Tag Archives: Paschal lamb

17 April 2022: Easter Sunday: Mass of Easter day A/B/C

Reading 1ResponseReading 2Gospel
 Acts 10:34a, 37-43 Ps 118:1-2, 16-17, 22-23 Col 3:1-4 or
1 Cor 5:6b-8
 Jn 20:1-9
   RCL C: 1 Cor 15: 19-26 RCL C: Jn 20:1-18

Lectionary note
The Lectionary presents two different sets of readings for Easter: the Easter Vigil mass, and the mass of Easter day. This reflection follows the readings for the Easter day mass.

Easter Sunday: the beginnings of faith

Easter Sunday begins the fifty-day Easter season, celebrating the resurrection of Jesus. Jesus’ resurrection is a reason for joy and hope, because it foreshadows the future resurrections of all who believe. Today’s readings invite us to explore the resurrection’s certainties and our own confused, evolving faith.

First reading (Acts 10:34a, 37-43)

Throughout the Easter season, the first reading is a semi-continuous reading from Luke’s Acts of the Apostles. In today’s pericope, Peter, preaching the good news to the gentile Cornelius and his household, sums up Luke’s gospel story: Jesus’ baptism by John; Jesus’ ministering and healing from Galilee to Jerusalem; Jesus’ overturning the devil’s counter-kingdom; Jesus’ rejection by those in Jerusalem; Jesus’ dying and rising; and Jesus’ appearing to select witnesses, usually at meals, and preaching forgiveness of sins. Peter’s statements about Jesus as “judge of the living and dead” and “everyone believing in him receives forgiveness of sins through his name” are especially significant, summarizing the statement that Jesus “is Lord of all.” The Lectionary editors chose this reading because it contains one of the earliest kerygma (basic messages) preached to gentiles.

Second reading (Col 3:1-4 or 1 Cor 5:6b-8)

The Lectionary offers a choice of second readings:

  • An unknown author writing in Paul’s name completed the letter to the Colossae ekklesia around 80 AD. In today’s pericope, the author connects the Colossians’ baptism with their coming glorification. In baptism, believers “died” and “were raised with Christ.” Christ is now enthroned in glory (“seated at God’s right hand”); believers should live ethical lives now as they await their own future glorification (“what is above”), rather than engaging in this world’s passing concerns (“what is below”). For now, believers’ future hopes “are hidden,” but when Christ returns in glory, believers will enter true, glorified lives promised at baptism. The Lectionary editors chose this reading because of its baptismal and personal resurrection themes.
  • Paul sent his first letter to the Corinth ekklesia from Ephesus in 56-57 AD. Paul urges the Corinthians toward unity and to correct their wrong behaviors. In today’s pericope Paul uses a well-known proverb (“a little yeast leavens the whole loaf”) to teach that each ekklesia member’s behavior affects the entire community. This is the time for spiritual house-cleaning: “clearing out” old habits and behaviors that do not align with Christian living. Jesus, the “paschal lamb,” himself makes the community holy and calls each member to be holy (“the unleavened bread of sincerity and truth”). The Lectionary editors chose this reading because Paul reinterprets the Passover feast with a Christian meaning: this is the earliest Easter homily in Christian scripture.

Gospel (Jn 20:1-9)

--- Set exercise A ---
Sum up the Easter Sunday reflection in two sentences.
--- Set exercise B ---
Please copy out the Easter Sunday reflection word for word, everything from "Lectionary note" down to "confused, evolving faith.".

--- Material ---

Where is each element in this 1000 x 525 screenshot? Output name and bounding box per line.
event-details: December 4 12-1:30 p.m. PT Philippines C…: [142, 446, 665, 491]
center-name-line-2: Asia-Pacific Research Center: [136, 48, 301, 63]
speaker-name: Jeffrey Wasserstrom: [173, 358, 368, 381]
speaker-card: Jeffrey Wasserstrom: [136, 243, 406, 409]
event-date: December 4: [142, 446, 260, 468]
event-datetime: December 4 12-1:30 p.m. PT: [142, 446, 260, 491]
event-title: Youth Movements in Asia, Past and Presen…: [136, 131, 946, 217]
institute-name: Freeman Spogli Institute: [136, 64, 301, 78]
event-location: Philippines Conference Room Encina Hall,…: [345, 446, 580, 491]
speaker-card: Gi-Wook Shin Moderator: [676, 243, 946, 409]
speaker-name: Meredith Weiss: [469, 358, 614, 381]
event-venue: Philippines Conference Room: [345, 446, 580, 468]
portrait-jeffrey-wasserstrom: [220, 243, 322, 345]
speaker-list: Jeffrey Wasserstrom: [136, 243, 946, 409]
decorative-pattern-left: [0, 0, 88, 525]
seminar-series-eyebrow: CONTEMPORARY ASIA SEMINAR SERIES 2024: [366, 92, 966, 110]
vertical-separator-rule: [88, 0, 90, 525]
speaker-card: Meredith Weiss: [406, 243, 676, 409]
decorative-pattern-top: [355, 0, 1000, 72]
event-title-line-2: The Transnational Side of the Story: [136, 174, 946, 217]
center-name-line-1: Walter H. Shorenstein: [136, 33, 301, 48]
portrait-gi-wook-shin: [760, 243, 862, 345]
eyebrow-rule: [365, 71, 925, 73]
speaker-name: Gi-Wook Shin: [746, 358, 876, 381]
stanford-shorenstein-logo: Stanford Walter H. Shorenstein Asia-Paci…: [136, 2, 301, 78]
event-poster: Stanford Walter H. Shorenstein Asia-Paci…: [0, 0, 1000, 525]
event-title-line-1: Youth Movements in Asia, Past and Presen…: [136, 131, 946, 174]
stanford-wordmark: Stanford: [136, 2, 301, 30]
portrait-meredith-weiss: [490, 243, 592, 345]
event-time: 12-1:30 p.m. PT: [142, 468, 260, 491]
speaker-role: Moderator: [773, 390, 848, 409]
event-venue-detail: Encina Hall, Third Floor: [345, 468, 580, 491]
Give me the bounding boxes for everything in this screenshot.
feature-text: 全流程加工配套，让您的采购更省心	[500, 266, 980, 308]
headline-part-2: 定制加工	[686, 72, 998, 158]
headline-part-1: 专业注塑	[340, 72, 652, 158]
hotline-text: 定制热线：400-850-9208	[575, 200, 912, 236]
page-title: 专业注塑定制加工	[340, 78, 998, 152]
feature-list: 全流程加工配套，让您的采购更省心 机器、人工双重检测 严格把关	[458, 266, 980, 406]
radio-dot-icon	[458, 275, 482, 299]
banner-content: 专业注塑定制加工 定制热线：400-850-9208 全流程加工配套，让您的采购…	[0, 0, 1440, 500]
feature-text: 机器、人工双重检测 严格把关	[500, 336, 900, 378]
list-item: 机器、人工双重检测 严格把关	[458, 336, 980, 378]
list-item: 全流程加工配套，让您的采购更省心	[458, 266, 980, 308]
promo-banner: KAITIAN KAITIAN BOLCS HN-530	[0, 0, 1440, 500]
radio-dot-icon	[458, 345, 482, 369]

--- Full output A ---
The Easter Sunday reflection follows the readings for the Easter day mass, noting that Easter Sunday begins the fifty-day Easter season celebrating Jesus' resurrection. It describes the first reading, in which Peter sums up Luke's gospel story for the gentile Cornelius and his household, and the choice of second readings: one connects baptism with coming glorification, and in the other Paul reinterprets the Passover feast with a Christian meaning.

--- Full output B ---
Lectionary note
The Lectionary presents two different sets of readings for Easter: the Easter Vigil mass, and the mass of Easter day. This reflection follows the readings for the Easter day mass.

Easter Sunday: the beginnings of faith

Easter Sunday begins the fifty-day Easter season, celebrating the resurrection of Jesus. Jesus’ resurrection is a reason for joy and hope, because it foreshadows the future resurrections of all who believe. Today’s readings invite us to explore the resurrection’s certainties and our own confused, evolving faith.